WHAT IS NEEDED: Output each line of the material exactly as it stands.

####################

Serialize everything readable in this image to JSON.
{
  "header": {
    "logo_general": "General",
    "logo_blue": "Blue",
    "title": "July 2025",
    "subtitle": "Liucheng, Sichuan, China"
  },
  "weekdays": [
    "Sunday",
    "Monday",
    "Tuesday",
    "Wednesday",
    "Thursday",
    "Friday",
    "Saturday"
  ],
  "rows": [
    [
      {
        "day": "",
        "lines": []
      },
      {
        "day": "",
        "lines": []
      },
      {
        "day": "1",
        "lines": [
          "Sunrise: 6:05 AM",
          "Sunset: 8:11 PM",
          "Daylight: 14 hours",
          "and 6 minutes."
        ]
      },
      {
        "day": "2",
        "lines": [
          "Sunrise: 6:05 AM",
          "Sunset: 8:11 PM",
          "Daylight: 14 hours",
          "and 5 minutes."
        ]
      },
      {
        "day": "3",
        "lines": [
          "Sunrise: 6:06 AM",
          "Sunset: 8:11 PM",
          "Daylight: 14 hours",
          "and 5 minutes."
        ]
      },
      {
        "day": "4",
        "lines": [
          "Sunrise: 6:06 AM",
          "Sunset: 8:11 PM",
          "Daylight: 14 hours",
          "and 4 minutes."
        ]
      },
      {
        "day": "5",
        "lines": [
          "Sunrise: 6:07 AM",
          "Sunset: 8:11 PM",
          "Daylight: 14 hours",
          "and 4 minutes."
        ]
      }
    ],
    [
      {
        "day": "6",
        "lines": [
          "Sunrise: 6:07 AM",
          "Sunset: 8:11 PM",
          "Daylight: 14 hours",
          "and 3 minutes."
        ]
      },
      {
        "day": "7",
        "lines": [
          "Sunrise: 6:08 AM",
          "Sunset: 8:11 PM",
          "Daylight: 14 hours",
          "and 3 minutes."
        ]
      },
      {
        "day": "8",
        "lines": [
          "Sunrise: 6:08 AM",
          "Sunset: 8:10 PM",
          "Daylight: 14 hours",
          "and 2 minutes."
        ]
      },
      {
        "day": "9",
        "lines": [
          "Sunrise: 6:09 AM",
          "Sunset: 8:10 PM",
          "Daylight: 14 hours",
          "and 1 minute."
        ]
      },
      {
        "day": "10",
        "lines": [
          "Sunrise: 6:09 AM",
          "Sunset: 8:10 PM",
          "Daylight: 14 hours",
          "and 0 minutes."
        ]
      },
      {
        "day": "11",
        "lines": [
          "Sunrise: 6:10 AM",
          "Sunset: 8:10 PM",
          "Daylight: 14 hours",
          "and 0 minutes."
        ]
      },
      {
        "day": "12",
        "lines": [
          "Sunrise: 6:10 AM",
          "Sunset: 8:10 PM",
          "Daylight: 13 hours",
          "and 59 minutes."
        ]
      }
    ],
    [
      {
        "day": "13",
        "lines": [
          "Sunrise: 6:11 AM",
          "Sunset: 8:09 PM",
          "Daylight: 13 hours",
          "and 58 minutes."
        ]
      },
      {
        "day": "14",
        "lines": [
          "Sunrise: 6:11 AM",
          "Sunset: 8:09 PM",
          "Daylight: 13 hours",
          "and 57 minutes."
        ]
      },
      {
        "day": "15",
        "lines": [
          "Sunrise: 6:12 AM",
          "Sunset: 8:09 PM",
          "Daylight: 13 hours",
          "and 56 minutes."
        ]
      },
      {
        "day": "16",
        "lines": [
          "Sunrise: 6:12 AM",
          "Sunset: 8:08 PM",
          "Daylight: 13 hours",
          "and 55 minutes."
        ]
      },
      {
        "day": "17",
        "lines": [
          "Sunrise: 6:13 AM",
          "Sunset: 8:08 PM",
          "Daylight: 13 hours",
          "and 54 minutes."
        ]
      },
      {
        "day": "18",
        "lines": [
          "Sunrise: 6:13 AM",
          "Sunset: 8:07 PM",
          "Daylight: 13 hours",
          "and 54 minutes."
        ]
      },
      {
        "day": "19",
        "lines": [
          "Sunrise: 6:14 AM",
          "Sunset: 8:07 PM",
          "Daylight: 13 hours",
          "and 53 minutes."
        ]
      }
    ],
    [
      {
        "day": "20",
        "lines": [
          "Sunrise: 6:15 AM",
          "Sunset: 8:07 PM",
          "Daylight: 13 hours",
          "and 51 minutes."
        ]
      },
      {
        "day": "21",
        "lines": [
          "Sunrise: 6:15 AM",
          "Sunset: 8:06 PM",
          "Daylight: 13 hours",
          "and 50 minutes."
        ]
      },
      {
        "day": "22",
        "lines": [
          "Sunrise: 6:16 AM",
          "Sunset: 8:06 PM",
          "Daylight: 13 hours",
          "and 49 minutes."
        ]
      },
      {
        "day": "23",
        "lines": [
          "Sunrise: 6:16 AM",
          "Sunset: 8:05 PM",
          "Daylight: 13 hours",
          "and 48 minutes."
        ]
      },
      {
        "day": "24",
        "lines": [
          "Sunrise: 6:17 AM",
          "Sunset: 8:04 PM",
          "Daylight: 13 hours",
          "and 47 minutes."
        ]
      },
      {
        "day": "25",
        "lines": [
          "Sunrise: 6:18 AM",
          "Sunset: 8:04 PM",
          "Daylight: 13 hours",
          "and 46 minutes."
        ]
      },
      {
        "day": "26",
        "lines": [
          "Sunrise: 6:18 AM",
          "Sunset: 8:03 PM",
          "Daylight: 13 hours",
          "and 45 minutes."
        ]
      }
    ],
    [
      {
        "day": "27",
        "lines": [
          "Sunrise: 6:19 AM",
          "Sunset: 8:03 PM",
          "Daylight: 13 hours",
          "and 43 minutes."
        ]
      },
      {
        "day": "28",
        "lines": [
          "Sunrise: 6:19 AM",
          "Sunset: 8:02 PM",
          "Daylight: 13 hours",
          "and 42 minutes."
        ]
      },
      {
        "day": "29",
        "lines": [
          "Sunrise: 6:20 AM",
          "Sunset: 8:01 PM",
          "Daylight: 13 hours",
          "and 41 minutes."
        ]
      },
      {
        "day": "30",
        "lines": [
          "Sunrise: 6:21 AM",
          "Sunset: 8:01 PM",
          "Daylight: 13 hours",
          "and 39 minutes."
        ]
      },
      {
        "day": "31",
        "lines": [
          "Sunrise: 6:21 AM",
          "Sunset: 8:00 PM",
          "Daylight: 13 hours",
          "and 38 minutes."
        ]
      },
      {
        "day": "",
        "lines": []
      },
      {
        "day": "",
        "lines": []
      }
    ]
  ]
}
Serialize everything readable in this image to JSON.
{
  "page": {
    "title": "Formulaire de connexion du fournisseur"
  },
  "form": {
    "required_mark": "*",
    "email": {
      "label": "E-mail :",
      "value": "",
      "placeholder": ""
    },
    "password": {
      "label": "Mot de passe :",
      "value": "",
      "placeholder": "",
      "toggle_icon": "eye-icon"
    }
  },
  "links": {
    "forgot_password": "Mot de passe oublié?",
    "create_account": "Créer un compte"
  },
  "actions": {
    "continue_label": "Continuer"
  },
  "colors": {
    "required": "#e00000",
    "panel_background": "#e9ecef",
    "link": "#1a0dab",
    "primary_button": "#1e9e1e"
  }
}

####################

REPLY TO THE EXERCISE:
Serialize everything readable in this image to JSON.
{
  "header": {
    "logo_general": "General",
    "logo_blue": "Blue",
    "title": "July 2025",
    "subtitle": "Liucheng, Sichuan, China"
  },
  "weekdays": [
    "Sunday",
    "Monday",
    "Tuesday",
    "Wednesday",
    "Thursday",
    "Friday",
    "Saturday"
  ],
  "rows": [
    [
      {
        "day": "",
        "lines": []
      },
      {
        "day": "",
        "lines": []
      },
      {
        "day": "1",
        "lines": [
          "Sunrise: 6:05 AM",
          "Sunset: 8:11 PM",
          "Daylight: 14 hours",
          "and 6 minutes."
        ]
      },
      {
        "day": "2",
        "lines": [
          "Sunrise: 6:05 AM",
          "Sunset: 8:11 PM",
          "Daylight: 14 hours",
          "and 5 minutes."
        ]
      },
      {
        "day": "3",
        "lines": [
          "Sunrise: 6:06 AM",
          "Sunset: 8:11 PM",
          "Daylight: 14 hours",
          "and 5 minutes."
        ]
      },
      {
        "day": "4",
        "lines": [
          "Sunrise: 6:06 AM",
          "Sunset: 8:11 PM",
          "Daylight: 14 hours",
          "and 4 minutes."
        ]
      },
      {
        "day": "5",
        "lines": [
          "Sunrise: 6:07 AM",
          "Sunset: 8:11 PM",
          "Daylight: 14 hours",
          "and 4 minutes."
        ]
      }
    ],
    [
      {
        "day": "6",
        "lines": [
          "Sunrise: 6:07 AM",
          "Sunset: 8:11 PM",
          "Daylight: 14 hours",
          "and 3 minutes."
        ]
      },
      {
        "day": "7",
        "lines": [
          "Sunrise: 6:08 AM",
          "Sunset: 8:11 PM",
          "Daylight: 14 hours",
          "and 3 minutes."
        ]
      },
      {
        "day": "8",
        "lines": [
          "Sunrise: 6:08 AM",
          "Sunset: 8:10 PM",
          "Daylight: 14 hours",
          "and 2 minutes."
        ]
      },
      {
        "day": "9",
        "lines": [
          "Sunrise: 6:09 AM",
          "Sunset: 8:10 PM",
          "Daylight: 14 hours",
          "and 1 minute."
        ]
      },
      {
        "day": "10",
        "lines": [
          "Sunrise: 6:09 AM",
          "Sunset: 8:10 PM",
          "Daylight: 14 hours",
          "and 0 minutes."
        ]
      },
      {
        "day": "11",
        "lines": [
          "Sunrise: 6:10 AM",
          "Sunset: 8:10 PM",
          "Daylight: 14 hours",
          "and 0 minutes."
        ]
      },
      {
        "day": "12",
        "lines": [
          "Sunrise: 6:10 AM",
          "Sunset: 8:10 PM",
          "Daylight: 13 hours",
          "and 59 minutes."
        ]
      }
    ],
    [
      {
        "day": "13",
        "lines": [
          "Sunrise: 6:11 AM",
          "Sunset: 8:09 PM",
          "Daylight: 13 hours",
          "and 58 minutes."
        ]
      },
      {
        "day": "14",
        "lines": [
          "Sunrise: 6:11 AM",
          "Sunset: 8:09 PM",
          "Daylight: 13 hours",
          "and 57 minutes."
        ]
      },
      {
        "day": "15",
        "lines": [
          "Sunrise: 6:12 AM",
          "Sunset: 8:09 PM",
          "Daylight: 13 hours",
          "and 56 minutes."
        ]
      },
      {
        "day": "16",
        "lines": [
          "Sunrise: 6:12 AM",
          "Sunset: 8:08 PM",
          "Daylight: 13 hours",
          "and 55 minutes."
        ]
      },
      {
        "day": "17",
        "lines": [
          "Sunrise: 6:13 AM",
          "Sunset: 8:08 PM",
          "Daylight: 13 hours",
          "and 54 minutes."
        ]
      },
      {
        "day": "18",
        "lines": [
          "Sunrise: 6:13 AM",
          "Sunset: 8:07 PM",
          "Daylight: 13 hours",
          "and 54 minutes."
        ]
      },
      {
        "day": "19",
        "lines": [
          "Sunrise: 6:14 AM",
          "Sunset: 8:07 PM",
          "Daylight: 13 hours",
          "and 53 minutes."
        ]
      }
    ],
    [
      {
        "day": "20",
        "lines": [
          "Sunrise: 6:15 AM",
          "Sunset: 8:07 PM",
          "Daylight: 13 hours",
          "and 51 minutes."
        ]
      },
      {
        "day": "21",
        "lines": [
          "Sunrise: 6:15 AM",
          "Sunset: 8:06 PM",
          "Daylight: 13 hours",
          "and 50 minutes."
        ]
      },
      {
        "day": "22",
        "lines": [
          "Sunrise: 6:16 AM",
          "Sunset: 8:06 PM",
          "Daylight: 13 hours",
          "and 49 minutes."
        ]
      },
      {
        "day": "23",
        "lines": [
          "Sunrise: 6:16 AM",
          "Sunset: 8:05 PM",
          "Daylight: 13 hours",
          "and 48 minutes."
        ]
      },
      {
        "day": "24",
        "lines": [
          "Sunrise: 6:17 AM",
          "Sunset: 8:04 PM",
          "Daylight: 13 hours",
          "and 47 minutes."
        ]
      },
      {
        "day": "25",
        "lines": [
          "Sunrise: 6:18 AM",
          "Sunset: 8:04 PM",
          "Daylight: 13 hours",
          "and 46 minutes."
        ]
      },
      {
        "day": "26",
        "lines": [
          "Sunrise: 6:18 AM",
          "Sunset: 8:03 PM",
          "Daylight: 13 hours",
          "and 45 minutes."
        ]
      }
    ],
    [
      {
        "day": "27",
        "lines": [
          "Sunrise: 6:19 AM",
          "Sunset: 8:03 PM",
          "Daylight: 13 hours",
          "and 43 minutes."
        ]
      },
      {
        "day": "28",
        "lines": [
          "Sunrise: 6:19 AM",
          "Sunset: 8:02 PM",
          "Daylight: 13 hours",
          "and 42 minutes."
        ]
      },
      {
        "day": "29",
        "lines": [
          "Sunrise: 6:20 AM",
          "Sunset: 8:01 PM",
          "Daylight: 13 hours",
          "and 41 minutes."
        ]
      },
      {
        "day": "30",
        "lines": [
          "Sunrise: 6:21 AM",
          "Sunset: 8:01 PM",
          "Daylight: 13 hours",
          "and 39 minutes."
        ]
      },
      {
        "day": "31",
        "lines": [
          "Sunrise: 6:21 AM",
          "Sunset: 8:00 PM",
          "Daylight: 13 hours",
          "and 38 minutes."
        ]
      },
      {
        "day": "",
        "lines": []
      },
      {
        "day": "",
        "lines": []
      }
    ]
  ]
}
Serialize everything readable in this image to JSON.
{
  "page": {
    "title": "Formulaire de connexion du fournisseur"
  },
  "form": {
    "required_mark": "*",
    "email": {
      "label": "E-mail :",
      "value": "",
      "placeholder": ""
    },
    "password": {
      "label": "Mot de passe :",
      "value": "",
      "placeholder": "",
      "toggle_icon": "eye-icon"
    }
  },
  "links": {
    "forgot_password": "Mot de passe oublié?",
    "create_account": "Créer un compte"
  },
  "actions": {
    "continue_label": "Continuer"
  },
  "colors": {
    "required": "#e00000",
    "panel_background": "#e9ecef",
    "link": "#1a0dab",
    "primary_button": "#1e9e1e"
  }
}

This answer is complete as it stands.